» Data:
········

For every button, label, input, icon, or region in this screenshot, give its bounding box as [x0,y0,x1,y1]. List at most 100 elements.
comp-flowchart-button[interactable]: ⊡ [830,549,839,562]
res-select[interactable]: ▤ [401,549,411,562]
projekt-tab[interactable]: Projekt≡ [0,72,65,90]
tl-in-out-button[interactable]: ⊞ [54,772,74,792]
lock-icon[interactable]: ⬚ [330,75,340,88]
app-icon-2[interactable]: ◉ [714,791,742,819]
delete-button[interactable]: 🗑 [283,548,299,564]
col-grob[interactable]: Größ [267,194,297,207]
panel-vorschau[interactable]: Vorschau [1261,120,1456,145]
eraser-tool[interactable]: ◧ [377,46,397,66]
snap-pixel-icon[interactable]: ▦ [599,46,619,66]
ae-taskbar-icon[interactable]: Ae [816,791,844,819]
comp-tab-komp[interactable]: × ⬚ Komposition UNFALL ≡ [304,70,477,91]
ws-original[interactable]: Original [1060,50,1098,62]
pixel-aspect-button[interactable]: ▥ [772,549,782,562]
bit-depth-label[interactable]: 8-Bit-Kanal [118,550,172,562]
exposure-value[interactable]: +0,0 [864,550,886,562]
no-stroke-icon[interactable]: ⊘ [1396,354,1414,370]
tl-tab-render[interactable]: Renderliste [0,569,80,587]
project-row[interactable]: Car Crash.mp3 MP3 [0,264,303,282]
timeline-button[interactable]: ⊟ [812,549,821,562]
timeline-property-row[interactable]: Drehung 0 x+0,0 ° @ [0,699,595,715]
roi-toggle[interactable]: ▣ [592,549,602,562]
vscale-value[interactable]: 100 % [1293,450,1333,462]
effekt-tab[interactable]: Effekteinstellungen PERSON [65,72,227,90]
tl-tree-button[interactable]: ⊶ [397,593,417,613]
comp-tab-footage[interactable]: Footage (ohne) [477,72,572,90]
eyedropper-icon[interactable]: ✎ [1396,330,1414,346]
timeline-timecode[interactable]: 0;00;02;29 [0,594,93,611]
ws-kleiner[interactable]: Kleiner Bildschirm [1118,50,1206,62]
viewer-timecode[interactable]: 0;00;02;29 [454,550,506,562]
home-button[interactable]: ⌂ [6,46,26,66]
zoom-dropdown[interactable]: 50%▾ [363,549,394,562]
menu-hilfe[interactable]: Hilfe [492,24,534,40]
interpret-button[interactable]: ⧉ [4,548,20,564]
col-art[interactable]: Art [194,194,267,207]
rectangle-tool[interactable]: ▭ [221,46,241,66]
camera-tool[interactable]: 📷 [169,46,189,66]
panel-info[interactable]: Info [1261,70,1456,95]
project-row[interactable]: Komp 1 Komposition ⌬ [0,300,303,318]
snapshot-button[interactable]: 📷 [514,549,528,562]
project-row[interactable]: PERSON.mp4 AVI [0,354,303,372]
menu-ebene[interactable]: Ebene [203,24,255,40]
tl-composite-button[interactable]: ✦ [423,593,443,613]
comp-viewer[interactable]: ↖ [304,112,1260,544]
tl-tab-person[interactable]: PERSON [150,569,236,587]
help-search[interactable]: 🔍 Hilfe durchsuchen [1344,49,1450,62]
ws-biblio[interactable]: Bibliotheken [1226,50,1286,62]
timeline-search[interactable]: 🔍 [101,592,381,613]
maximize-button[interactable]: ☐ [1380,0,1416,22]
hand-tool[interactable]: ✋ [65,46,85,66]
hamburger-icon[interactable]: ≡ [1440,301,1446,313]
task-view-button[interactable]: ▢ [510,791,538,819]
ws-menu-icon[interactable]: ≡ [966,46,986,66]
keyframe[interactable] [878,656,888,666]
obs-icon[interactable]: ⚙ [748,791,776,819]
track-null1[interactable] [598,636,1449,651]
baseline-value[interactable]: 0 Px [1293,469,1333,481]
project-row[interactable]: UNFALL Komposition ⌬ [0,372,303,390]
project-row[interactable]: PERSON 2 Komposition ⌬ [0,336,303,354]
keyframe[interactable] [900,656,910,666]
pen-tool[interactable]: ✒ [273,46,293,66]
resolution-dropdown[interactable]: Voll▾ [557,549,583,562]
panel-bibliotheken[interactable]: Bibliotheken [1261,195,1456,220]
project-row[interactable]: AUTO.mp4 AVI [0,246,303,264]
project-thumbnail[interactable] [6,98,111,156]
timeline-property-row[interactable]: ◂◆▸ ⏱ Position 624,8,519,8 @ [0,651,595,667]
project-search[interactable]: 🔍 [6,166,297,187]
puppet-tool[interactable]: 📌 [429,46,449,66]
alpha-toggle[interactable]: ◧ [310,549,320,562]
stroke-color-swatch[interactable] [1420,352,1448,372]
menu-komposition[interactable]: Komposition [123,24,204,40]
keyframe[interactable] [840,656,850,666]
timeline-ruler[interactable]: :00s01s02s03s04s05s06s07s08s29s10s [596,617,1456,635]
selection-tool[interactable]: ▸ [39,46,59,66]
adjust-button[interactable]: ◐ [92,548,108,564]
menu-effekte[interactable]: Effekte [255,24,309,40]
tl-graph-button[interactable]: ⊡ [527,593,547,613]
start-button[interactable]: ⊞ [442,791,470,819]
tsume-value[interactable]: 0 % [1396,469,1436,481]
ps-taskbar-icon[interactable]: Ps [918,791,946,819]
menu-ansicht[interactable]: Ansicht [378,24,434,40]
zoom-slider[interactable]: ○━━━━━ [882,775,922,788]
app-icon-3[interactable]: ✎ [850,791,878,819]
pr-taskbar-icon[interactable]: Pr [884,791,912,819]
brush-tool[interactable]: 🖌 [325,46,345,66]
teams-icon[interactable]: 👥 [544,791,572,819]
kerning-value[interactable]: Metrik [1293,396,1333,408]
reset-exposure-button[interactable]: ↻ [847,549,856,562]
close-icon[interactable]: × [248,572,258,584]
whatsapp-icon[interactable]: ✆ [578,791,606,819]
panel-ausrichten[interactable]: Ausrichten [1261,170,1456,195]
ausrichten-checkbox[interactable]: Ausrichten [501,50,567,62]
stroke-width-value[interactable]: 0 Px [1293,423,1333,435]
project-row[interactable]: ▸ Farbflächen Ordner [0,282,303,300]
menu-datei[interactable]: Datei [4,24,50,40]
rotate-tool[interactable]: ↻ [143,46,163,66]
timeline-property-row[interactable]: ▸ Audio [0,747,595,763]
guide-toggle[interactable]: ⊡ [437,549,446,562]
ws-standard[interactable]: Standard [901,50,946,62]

········

» What the exercise asks: Rewrite the listing above, changing every "project-row" to "project-item" and leaving everything else the same.

» Response:
For every button, label, input, icon, or region in this screenshot, give its bounding box as [x0,y0,x1,y1]. List at most 100 elements.
comp-flowchart-button[interactable]: ⊡ [830,549,839,562]
res-select[interactable]: ▤ [401,549,411,562]
projekt-tab[interactable]: Projekt≡ [0,72,65,90]
tl-in-out-button[interactable]: ⊞ [54,772,74,792]
lock-icon[interactable]: ⬚ [330,75,340,88]
app-icon-2[interactable]: ◉ [714,791,742,819]
delete-button[interactable]: 🗑 [283,548,299,564]
col-grob[interactable]: Größ [267,194,297,207]
panel-vorschau[interactable]: Vorschau [1261,120,1456,145]
eraser-tool[interactable]: ◧ [377,46,397,66]
snap-pixel-icon[interactable]: ▦ [599,46,619,66]
ae-taskbar-icon[interactable]: Ae [816,791,844,819]
comp-tab-komp[interactable]: × ⬚ Komposition UNFALL ≡ [304,70,477,91]
ws-original[interactable]: Original [1060,50,1098,62]
pixel-aspect-button[interactable]: ▥ [772,549,782,562]
bit-depth-label[interactable]: 8-Bit-Kanal [118,550,172,562]
exposure-value[interactable]: +0,0 [864,550,886,562]
no-stroke-icon[interactable]: ⊘ [1396,354,1414,370]
tl-tab-render[interactable]: Renderliste [0,569,80,587]
project-item[interactable]: Car Crash.mp3 MP3 [0,264,303,282]
timeline-button[interactable]: ⊟ [812,549,821,562]
timeline-property-row[interactable]: Drehung 0 x+0,0 ° @ [0,699,595,715]
roi-toggle[interactable]: ▣ [592,549,602,562]
vscale-value[interactable]: 100 % [1293,450,1333,462]
effekt-tab[interactable]: Effekteinstellungen PERSON [65,72,227,90]
tl-tree-button[interactable]: ⊶ [397,593,417,613]
comp-tab-footage[interactable]: Footage (ohne) [477,72,572,90]
eyedropper-icon[interactable]: ✎ [1396,330,1414,346]
timeline-timecode[interactable]: 0;00;02;29 [0,594,93,611]
ws-kleiner[interactable]: Kleiner Bildschirm [1118,50,1206,62]
viewer-timecode[interactable]: 0;00;02;29 [454,550,506,562]
home-button[interactable]: ⌂ [6,46,26,66]
zoom-dropdown[interactable]: 50%▾ [363,549,394,562]
menu-hilfe[interactable]: Hilfe [492,24,534,40]
interpret-button[interactable]: ⧉ [4,548,20,564]
col-art[interactable]: Art [194,194,267,207]
rectangle-tool[interactable]: ▭ [221,46,241,66]
camera-tool[interactable]: 📷 [169,46,189,66]
panel-info[interactable]: Info [1261,70,1456,95]
project-item[interactable]: Komp 1 Komposition ⌬ [0,300,303,318]
snapshot-button[interactable]: 📷 [514,549,528,562]
project-item[interactable]: PERSON.mp4 AVI [0,354,303,372]
menu-ebene[interactable]: Ebene [203,24,255,40]
tl-composite-button[interactable]: ✦ [423,593,443,613]
comp-viewer[interactable]: ↖ [304,112,1260,544]
tl-tab-person[interactable]: PERSON [150,569,236,587]
help-search[interactable]: 🔍 Hilfe durchsuchen [1344,49,1450,62]
ws-biblio[interactable]: Bibliotheken [1226,50,1286,62]
timeline-search[interactable]: 🔍 [101,592,381,613]
maximize-button[interactable]: ☐ [1380,0,1416,22]
hand-tool[interactable]: ✋ [65,46,85,66]
hamburger-icon[interactable]: ≡ [1440,301,1446,313]
task-view-button[interactable]: ▢ [510,791,538,819]
ws-menu-icon[interactable]: ≡ [966,46,986,66]
keyframe[interactable] [878,656,888,666]
obs-icon[interactable]: ⚙ [748,791,776,819]
track-null1[interactable] [598,636,1449,651]
baseline-value[interactable]: 0 Px [1293,469,1333,481]
project-item[interactable]: UNFALL Komposition ⌬ [0,372,303,390]
project-item[interactable]: PERSON 2 Komposition ⌬ [0,336,303,354]
keyframe[interactable] [900,656,910,666]
pen-tool[interactable]: ✒ [273,46,293,66]
resolution-dropdown[interactable]: Voll▾ [557,549,583,562]
panel-bibliotheken[interactable]: Bibliotheken [1261,195,1456,220]
project-item[interactable]: AUTO.mp4 AVI [0,246,303,264]
project-thumbnail[interactable] [6,98,111,156]
timeline-property-row[interactable]: ◂◆▸ ⏱ Position 624,8,519,8 @ [0,651,595,667]
project-search[interactable]: 🔍 [6,166,297,187]
puppet-tool[interactable]: 📌 [429,46,449,66]
alpha-toggle[interactable]: ◧ [310,549,320,562]
stroke-color-swatch[interactable] [1420,352,1448,372]
menu-komposition[interactable]: Komposition [123,24,204,40]
keyframe[interactable] [840,656,850,666]
timeline-ruler[interactable]: :00s01s02s03s04s05s06s07s08s29s10s [596,617,1456,635]
selection-tool[interactable]: ▸ [39,46,59,66]
adjust-button[interactable]: ◐ [92,548,108,564]
menu-effekte[interactable]: Effekte [255,24,309,40]
tl-graph-button[interactable]: ⊡ [527,593,547,613]
start-button[interactable]: ⊞ [442,791,470,819]
tsume-value[interactable]: 0 % [1396,469,1436,481]
ps-taskbar-icon[interactable]: Ps [918,791,946,819]
menu-ansicht[interactable]: Ansicht [378,24,434,40]
zoom-slider[interactable]: ○━━━━━ [882,775,922,788]
app-icon-3[interactable]: ✎ [850,791,878,819]
pr-taskbar-icon[interactable]: Pr [884,791,912,819]
brush-tool[interactable]: 🖌 [325,46,345,66]
teams-icon[interactable]: 👥 [544,791,572,819]
kerning-value[interactable]: Metrik [1293,396,1333,408]
reset-exposure-button[interactable]: ↻ [847,549,856,562]
close-icon[interactable]: × [248,572,258,584]
whatsapp-icon[interactable]: ✆ [578,791,606,819]
panel-ausrichten[interactable]: Ausrichten [1261,170,1456,195]
ausrichten-checkbox[interactable]: Ausrichten [501,50,567,62]
stroke-width-value[interactable]: 0 Px [1293,423,1333,435]
project-item[interactable]: ▸ Farbflächen Ordner [0,282,303,300]
menu-datei[interactable]: Datei [4,24,50,40]
rotate-tool[interactable]: ↻ [143,46,163,66]
timeline-property-row[interactable]: ▸ Audio [0,747,595,763]
guide-toggle[interactable]: ⊡ [437,549,446,562]
ws-standard[interactable]: Standard [901,50,946,62]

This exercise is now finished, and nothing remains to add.